Reproduce the lines below verbatim, starting with the line that contains "breadcrumb-home[interactable]: home [31, 227, 82, 248]" and continuing through the line that contains "menu-separator [217, 508, 612, 511]", both included.

--- start ---

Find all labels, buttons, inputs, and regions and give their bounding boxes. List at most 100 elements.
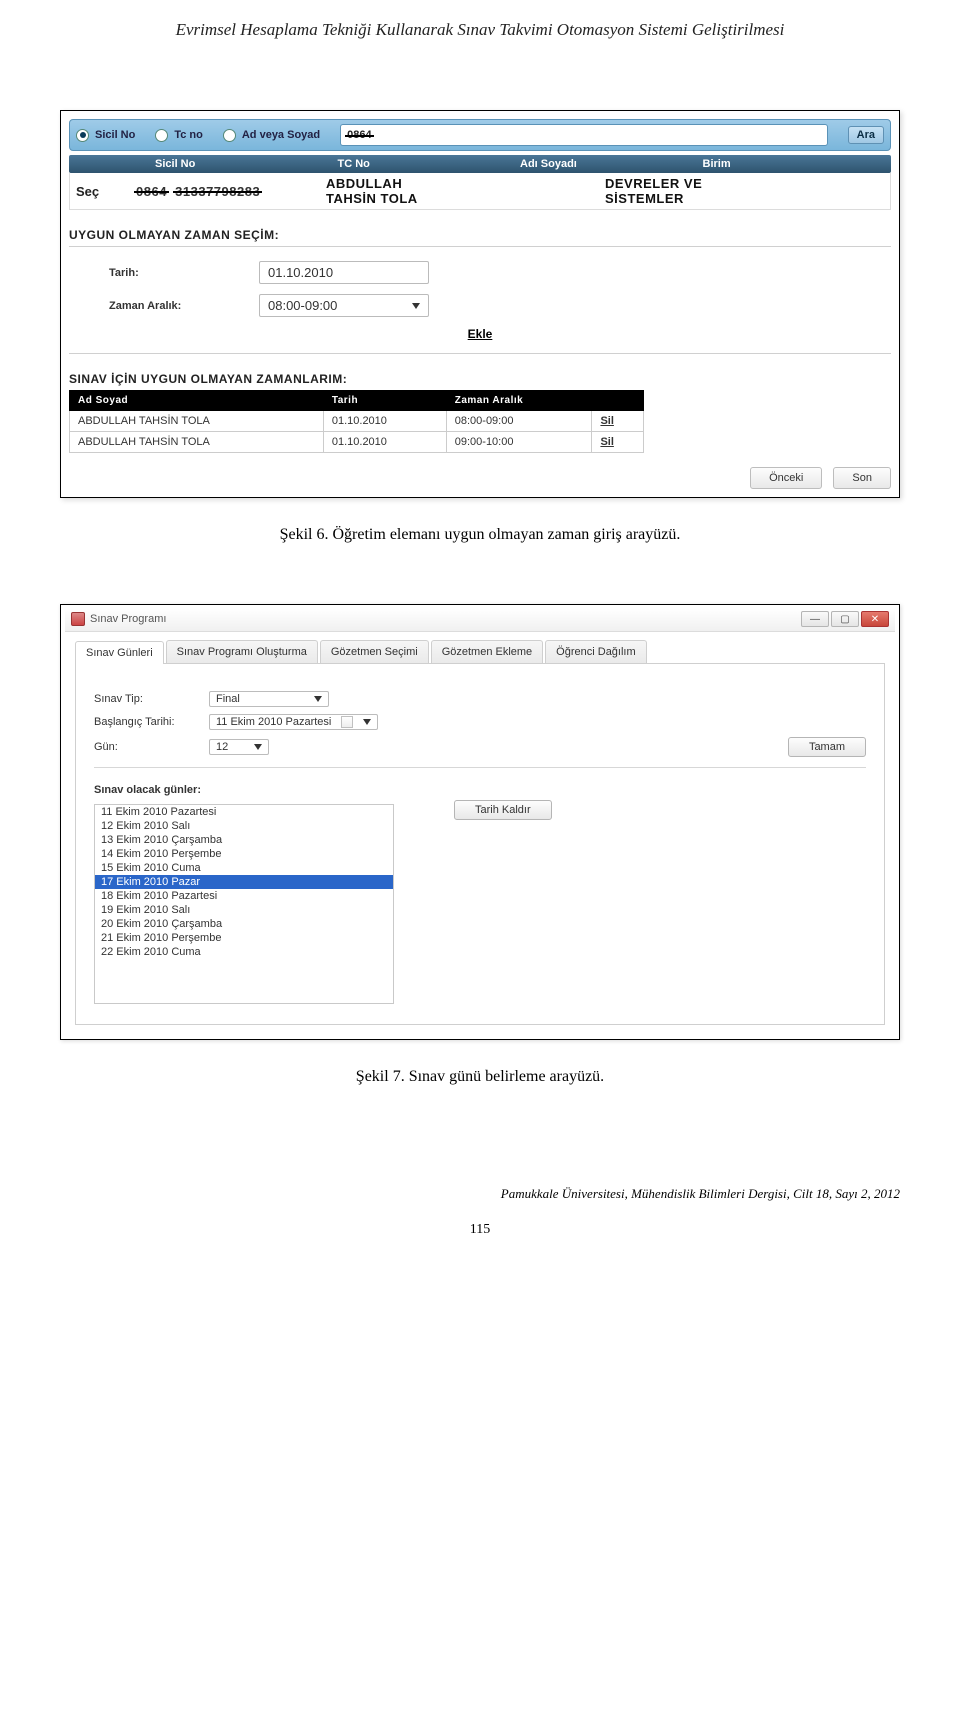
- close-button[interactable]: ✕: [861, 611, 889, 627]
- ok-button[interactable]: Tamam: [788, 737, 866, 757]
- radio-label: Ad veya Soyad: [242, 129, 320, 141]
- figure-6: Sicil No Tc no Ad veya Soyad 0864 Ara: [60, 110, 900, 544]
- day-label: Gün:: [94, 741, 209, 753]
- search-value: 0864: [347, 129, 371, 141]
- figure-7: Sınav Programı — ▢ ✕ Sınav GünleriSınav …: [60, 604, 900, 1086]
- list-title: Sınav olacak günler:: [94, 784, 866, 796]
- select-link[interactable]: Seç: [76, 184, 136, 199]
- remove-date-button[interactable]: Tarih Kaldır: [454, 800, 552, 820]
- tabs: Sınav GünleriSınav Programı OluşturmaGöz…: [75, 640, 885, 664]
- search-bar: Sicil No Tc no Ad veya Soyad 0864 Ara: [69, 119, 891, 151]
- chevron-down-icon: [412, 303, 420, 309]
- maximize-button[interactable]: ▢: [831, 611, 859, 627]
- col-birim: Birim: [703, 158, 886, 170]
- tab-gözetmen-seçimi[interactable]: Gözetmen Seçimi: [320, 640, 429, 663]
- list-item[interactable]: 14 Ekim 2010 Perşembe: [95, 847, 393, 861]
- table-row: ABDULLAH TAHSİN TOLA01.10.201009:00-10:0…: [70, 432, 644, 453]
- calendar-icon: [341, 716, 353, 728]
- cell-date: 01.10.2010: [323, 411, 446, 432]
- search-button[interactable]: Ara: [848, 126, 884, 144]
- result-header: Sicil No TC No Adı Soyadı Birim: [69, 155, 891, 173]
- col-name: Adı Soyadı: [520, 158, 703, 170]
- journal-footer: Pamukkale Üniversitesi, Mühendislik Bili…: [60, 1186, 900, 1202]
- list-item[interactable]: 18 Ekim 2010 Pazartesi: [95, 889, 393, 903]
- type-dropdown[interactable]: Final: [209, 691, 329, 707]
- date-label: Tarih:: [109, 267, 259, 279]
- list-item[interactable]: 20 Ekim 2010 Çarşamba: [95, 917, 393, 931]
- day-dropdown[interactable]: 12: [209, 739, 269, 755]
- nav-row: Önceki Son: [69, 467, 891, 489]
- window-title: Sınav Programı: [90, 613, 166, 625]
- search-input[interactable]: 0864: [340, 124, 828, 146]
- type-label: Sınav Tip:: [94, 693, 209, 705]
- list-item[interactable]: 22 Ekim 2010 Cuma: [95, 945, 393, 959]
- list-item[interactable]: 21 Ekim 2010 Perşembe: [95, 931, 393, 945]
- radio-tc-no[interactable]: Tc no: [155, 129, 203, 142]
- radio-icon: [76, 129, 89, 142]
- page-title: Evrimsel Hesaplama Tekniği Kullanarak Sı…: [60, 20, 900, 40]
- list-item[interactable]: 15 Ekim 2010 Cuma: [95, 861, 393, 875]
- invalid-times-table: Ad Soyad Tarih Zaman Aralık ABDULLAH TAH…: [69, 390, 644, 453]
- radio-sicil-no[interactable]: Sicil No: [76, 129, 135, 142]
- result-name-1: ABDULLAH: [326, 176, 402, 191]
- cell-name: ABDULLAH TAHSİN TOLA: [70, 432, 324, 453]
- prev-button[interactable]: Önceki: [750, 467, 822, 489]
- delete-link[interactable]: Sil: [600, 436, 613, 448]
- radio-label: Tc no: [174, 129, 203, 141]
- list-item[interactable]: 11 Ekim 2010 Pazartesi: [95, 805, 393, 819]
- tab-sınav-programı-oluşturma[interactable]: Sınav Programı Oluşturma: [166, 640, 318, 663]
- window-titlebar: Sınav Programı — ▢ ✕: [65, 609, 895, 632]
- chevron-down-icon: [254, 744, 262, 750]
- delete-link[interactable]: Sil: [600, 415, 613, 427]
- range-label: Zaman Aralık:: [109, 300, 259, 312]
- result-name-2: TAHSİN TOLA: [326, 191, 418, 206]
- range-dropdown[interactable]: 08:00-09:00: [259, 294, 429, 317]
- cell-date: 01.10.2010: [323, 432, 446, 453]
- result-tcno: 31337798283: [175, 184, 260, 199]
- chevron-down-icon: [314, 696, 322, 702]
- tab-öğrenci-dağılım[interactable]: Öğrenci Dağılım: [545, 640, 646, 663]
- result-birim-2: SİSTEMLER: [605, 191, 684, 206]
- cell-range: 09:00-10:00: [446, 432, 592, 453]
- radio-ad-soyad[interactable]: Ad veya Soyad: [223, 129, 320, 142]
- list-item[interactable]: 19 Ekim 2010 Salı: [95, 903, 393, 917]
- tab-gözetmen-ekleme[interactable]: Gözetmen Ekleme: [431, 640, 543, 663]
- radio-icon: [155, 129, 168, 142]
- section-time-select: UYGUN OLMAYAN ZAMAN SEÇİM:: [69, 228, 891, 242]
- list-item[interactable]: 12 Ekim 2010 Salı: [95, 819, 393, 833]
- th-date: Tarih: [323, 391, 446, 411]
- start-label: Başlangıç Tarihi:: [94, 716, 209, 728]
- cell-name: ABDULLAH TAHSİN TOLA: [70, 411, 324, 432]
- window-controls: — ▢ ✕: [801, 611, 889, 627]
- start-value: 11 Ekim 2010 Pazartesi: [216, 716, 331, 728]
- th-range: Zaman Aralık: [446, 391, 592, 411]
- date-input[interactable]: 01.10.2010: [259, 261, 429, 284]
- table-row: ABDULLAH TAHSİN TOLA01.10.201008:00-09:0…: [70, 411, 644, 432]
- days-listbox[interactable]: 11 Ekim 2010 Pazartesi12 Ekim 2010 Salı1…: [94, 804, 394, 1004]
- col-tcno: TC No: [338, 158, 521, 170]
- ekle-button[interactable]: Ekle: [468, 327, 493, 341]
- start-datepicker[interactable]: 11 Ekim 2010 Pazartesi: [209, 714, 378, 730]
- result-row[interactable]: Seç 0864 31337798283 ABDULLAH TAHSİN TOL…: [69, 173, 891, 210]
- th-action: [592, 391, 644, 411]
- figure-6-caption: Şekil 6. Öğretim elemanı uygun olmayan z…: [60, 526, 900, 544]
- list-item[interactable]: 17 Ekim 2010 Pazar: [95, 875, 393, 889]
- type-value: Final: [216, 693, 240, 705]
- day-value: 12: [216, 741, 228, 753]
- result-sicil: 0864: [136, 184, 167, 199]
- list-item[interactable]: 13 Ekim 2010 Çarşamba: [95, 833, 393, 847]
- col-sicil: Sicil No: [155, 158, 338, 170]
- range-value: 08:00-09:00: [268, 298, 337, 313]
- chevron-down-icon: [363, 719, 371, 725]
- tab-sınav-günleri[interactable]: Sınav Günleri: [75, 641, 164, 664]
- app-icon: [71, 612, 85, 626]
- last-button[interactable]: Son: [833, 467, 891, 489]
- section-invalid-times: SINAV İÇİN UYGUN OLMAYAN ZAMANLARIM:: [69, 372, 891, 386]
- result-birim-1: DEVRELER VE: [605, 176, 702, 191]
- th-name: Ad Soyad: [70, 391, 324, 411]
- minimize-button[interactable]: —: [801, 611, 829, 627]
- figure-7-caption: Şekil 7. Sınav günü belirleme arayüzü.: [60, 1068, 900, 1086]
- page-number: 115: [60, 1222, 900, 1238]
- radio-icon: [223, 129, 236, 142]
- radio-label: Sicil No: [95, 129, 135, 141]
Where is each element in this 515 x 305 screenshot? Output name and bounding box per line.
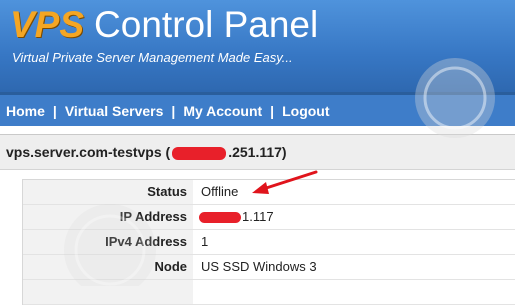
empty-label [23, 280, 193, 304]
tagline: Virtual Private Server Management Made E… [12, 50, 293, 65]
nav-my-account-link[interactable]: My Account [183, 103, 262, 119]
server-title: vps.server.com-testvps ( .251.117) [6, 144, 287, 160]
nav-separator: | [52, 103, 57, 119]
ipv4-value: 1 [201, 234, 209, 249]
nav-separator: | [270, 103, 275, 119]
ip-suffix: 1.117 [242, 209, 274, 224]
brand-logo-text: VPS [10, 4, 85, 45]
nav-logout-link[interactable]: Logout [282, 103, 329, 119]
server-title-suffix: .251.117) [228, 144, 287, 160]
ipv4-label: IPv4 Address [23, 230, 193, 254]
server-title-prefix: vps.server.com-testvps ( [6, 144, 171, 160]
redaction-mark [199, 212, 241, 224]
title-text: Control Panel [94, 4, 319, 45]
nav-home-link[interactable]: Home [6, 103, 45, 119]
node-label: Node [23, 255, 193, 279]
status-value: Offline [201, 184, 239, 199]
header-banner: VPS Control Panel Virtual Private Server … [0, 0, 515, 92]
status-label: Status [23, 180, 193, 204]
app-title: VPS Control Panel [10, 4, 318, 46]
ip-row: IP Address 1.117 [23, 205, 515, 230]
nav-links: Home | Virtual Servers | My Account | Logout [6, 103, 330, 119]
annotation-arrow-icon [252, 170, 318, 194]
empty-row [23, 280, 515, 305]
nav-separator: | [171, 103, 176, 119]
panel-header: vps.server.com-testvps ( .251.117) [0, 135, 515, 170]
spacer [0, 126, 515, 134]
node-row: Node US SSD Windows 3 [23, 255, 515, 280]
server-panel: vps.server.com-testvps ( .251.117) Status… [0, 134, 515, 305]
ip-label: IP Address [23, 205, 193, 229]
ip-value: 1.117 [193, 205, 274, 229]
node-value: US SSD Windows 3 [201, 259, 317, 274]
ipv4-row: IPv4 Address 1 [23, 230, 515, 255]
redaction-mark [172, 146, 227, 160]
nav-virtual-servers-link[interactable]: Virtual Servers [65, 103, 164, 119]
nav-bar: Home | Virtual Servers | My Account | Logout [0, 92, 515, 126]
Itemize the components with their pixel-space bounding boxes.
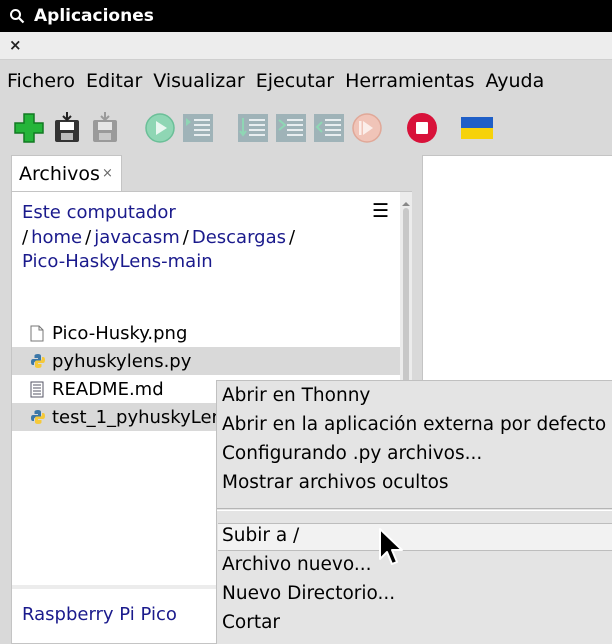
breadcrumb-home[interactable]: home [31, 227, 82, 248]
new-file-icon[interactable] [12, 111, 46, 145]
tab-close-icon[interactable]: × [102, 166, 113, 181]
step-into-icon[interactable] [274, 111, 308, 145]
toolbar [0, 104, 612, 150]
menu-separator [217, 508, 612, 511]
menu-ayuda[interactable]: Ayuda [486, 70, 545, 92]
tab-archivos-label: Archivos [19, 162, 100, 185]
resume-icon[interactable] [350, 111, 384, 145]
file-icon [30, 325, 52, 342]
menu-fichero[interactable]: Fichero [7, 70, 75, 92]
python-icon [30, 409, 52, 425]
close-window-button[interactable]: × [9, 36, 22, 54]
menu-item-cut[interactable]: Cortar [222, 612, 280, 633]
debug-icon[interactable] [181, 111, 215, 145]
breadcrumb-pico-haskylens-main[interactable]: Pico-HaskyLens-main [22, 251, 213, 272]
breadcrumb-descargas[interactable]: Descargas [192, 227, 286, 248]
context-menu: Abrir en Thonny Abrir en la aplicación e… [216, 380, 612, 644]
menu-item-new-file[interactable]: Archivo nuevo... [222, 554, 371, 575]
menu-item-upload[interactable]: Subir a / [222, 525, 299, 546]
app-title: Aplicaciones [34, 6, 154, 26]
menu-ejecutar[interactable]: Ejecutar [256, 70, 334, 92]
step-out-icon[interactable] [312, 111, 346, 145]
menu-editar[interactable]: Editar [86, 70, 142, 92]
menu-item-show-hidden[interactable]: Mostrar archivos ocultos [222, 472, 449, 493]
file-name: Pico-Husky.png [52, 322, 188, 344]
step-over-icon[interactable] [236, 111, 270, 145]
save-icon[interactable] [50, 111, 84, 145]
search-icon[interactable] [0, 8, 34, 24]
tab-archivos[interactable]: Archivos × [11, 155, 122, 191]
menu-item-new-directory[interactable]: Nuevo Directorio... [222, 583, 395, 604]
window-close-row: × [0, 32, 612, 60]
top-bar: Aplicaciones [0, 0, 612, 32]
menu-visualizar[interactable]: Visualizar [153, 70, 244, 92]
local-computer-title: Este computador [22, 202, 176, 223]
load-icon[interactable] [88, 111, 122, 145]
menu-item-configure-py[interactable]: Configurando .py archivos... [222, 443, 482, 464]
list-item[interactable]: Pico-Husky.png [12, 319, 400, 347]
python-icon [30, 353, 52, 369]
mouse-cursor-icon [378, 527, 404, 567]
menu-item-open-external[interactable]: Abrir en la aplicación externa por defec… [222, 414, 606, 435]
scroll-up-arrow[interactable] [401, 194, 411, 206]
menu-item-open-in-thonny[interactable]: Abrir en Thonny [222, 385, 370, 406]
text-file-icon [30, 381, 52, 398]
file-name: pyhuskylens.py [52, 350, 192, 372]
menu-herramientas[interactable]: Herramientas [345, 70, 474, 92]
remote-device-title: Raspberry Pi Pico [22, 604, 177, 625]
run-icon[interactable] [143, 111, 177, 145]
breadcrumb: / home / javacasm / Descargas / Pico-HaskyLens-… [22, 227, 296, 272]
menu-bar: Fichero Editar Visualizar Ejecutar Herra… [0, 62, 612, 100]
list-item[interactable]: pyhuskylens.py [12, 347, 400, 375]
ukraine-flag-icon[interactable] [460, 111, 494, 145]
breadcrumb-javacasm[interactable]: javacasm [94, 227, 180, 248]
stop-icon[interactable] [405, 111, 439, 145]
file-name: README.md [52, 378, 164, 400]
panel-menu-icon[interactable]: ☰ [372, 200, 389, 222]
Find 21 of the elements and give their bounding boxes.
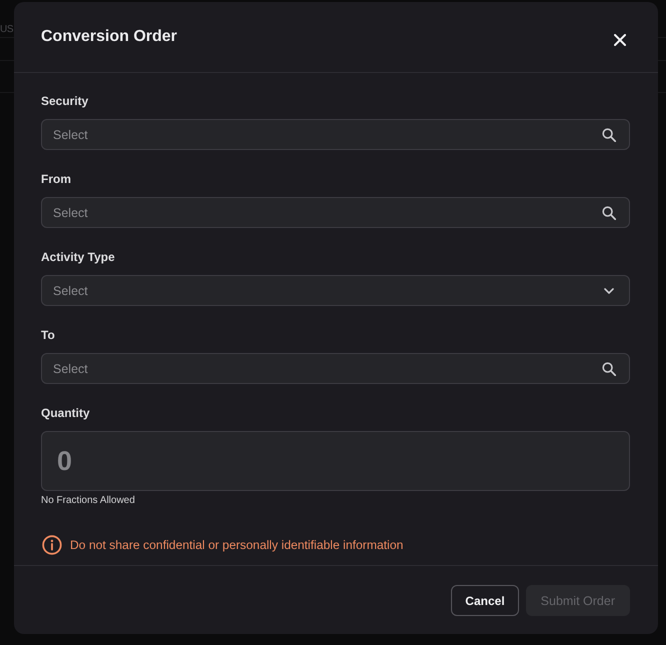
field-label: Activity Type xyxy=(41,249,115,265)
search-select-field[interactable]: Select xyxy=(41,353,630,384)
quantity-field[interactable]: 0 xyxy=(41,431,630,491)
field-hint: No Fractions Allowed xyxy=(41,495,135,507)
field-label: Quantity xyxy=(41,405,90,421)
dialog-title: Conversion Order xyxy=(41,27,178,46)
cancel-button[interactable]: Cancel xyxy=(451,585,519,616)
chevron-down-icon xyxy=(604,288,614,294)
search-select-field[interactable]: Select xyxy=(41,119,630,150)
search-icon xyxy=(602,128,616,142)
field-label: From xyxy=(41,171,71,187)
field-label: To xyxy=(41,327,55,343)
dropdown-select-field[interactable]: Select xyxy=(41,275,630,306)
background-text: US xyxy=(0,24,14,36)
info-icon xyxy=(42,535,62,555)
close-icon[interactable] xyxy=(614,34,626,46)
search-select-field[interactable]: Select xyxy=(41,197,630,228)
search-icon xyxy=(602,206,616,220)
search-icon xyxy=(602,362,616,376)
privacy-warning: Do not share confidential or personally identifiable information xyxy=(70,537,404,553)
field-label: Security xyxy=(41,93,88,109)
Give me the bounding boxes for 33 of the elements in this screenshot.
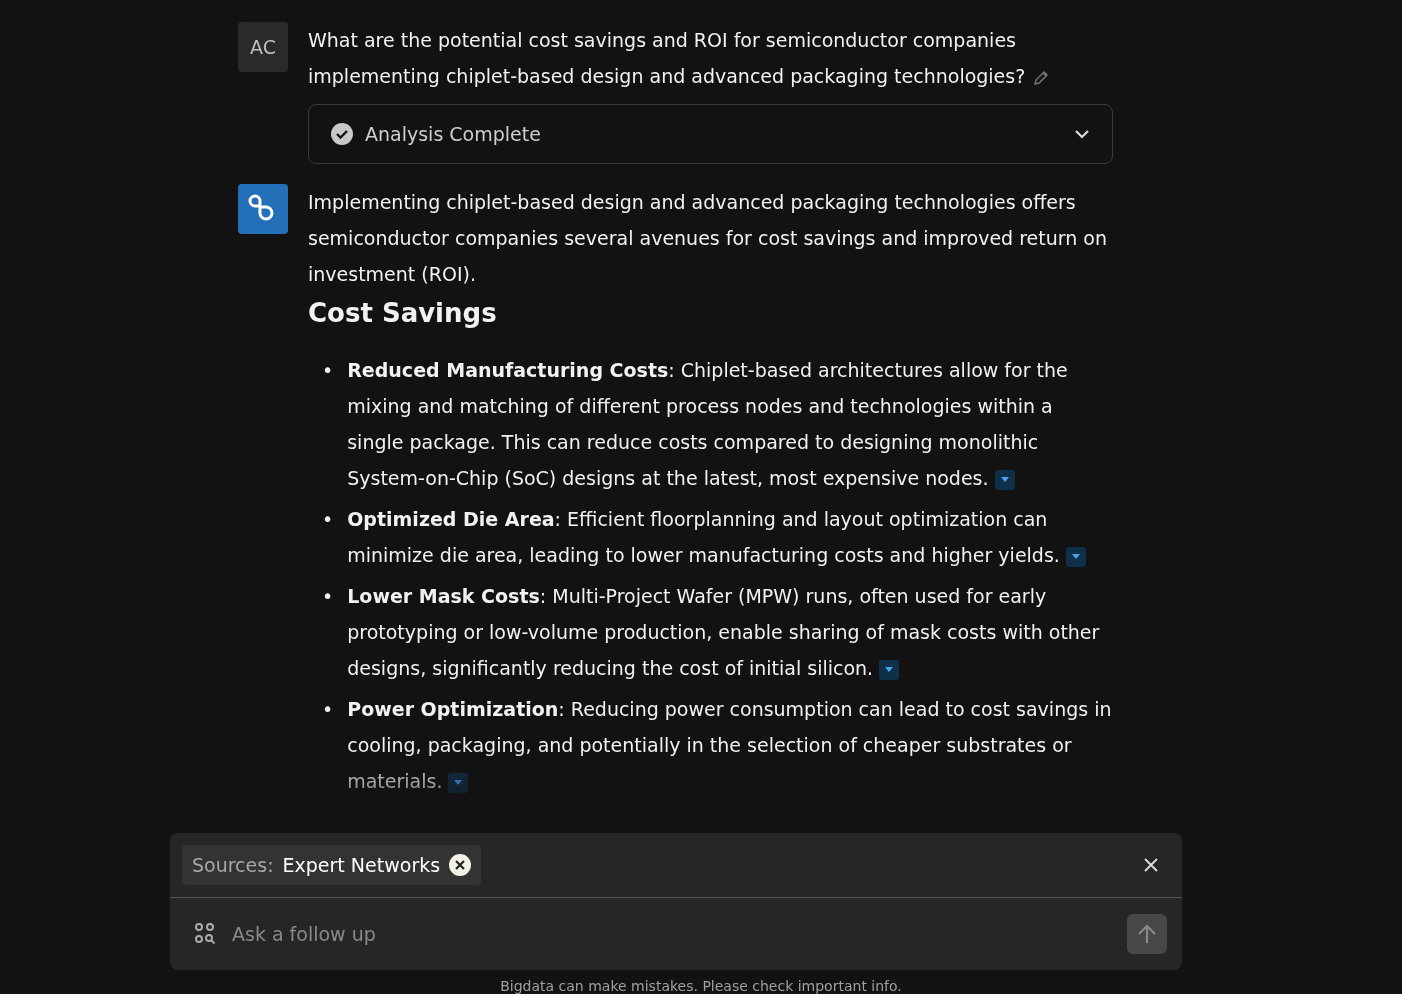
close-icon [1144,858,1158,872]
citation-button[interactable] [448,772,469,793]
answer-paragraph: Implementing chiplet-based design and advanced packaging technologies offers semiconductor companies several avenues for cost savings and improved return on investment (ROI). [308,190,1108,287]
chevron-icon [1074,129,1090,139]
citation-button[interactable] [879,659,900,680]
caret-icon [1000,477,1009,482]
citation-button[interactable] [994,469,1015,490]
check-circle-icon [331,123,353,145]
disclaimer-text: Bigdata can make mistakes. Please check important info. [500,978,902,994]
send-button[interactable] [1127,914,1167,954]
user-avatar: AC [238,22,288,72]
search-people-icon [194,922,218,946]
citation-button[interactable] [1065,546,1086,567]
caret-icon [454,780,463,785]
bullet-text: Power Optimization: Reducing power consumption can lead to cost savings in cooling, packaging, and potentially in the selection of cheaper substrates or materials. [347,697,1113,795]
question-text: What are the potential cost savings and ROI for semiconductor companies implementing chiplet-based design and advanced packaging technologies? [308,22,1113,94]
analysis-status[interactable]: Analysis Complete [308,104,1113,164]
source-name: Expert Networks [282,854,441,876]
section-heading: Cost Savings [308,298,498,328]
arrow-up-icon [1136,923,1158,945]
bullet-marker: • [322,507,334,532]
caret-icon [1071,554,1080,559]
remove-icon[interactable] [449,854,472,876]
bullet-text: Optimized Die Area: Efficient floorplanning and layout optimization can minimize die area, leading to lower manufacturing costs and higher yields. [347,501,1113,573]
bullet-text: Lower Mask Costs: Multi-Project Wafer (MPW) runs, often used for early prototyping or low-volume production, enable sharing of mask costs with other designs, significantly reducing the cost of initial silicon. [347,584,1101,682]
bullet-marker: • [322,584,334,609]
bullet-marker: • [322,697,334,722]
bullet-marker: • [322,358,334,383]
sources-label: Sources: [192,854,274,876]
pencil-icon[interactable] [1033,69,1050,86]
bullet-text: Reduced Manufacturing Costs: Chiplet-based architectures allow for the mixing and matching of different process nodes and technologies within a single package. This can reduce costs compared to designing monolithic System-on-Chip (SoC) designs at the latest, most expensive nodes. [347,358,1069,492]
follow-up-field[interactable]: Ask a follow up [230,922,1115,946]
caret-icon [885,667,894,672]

--- end ---

> [ANSWER FOR THIS EXERCISE]
breadcrumb-home[interactable]: home [31, 227, 82, 248]
new-file-icon[interactable] [12, 111, 46, 145]
tab-close-icon[interactable]: × [102, 166, 113, 181]
step-into-icon[interactable] [274, 111, 308, 145]
toolbar [0, 104, 612, 150]
menu-separator [217, 508, 612, 511]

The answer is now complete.